What the exercise asks:
Copy out, from the entries below, each line holding the string "text".

[Dataset records]
──────────

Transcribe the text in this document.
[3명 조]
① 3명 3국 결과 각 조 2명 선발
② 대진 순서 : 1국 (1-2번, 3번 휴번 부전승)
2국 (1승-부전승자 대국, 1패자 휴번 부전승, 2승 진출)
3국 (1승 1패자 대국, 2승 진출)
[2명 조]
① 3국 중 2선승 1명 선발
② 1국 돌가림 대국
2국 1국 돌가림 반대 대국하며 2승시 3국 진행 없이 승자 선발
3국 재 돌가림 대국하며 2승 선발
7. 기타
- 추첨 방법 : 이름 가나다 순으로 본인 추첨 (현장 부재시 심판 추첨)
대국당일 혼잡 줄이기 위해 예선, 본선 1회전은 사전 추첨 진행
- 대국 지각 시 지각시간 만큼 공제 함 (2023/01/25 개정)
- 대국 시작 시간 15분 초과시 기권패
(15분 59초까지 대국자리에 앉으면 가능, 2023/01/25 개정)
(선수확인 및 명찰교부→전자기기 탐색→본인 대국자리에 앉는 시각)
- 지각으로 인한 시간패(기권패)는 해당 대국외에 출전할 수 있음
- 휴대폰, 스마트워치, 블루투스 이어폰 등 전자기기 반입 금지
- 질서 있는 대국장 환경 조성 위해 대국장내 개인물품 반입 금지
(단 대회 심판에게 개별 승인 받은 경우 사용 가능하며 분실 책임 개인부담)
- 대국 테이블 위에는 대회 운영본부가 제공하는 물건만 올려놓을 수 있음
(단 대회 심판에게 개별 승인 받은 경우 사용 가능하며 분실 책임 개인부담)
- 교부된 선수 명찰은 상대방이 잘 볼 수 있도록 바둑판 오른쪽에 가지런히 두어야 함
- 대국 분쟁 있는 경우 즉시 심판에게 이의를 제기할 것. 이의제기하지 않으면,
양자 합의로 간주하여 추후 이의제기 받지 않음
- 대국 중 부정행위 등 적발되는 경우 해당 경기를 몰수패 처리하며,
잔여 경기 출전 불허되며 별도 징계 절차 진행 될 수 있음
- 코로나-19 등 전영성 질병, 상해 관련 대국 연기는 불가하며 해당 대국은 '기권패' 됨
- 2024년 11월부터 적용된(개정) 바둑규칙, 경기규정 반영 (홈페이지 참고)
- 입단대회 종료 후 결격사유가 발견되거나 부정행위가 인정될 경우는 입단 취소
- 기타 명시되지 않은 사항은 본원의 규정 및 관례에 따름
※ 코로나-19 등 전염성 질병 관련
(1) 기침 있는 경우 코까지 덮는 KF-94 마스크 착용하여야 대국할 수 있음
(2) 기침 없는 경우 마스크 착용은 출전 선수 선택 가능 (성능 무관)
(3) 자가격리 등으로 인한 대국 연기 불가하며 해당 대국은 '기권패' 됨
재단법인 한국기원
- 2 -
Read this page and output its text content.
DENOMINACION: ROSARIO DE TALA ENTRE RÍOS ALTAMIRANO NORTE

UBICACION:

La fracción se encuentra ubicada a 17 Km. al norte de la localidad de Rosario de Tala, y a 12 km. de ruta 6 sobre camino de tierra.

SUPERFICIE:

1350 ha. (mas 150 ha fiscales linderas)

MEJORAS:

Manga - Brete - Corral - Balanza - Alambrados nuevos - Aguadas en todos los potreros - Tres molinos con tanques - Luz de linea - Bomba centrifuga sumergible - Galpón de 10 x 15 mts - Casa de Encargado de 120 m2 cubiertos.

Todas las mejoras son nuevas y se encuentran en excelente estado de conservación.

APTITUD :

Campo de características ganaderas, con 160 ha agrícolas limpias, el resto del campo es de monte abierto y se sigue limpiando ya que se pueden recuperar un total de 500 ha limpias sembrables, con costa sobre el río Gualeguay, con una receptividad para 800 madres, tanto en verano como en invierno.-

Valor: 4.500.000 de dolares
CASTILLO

──────────

Result for this exercise:
Transcribe the text in this document.
Read this page and output its text content.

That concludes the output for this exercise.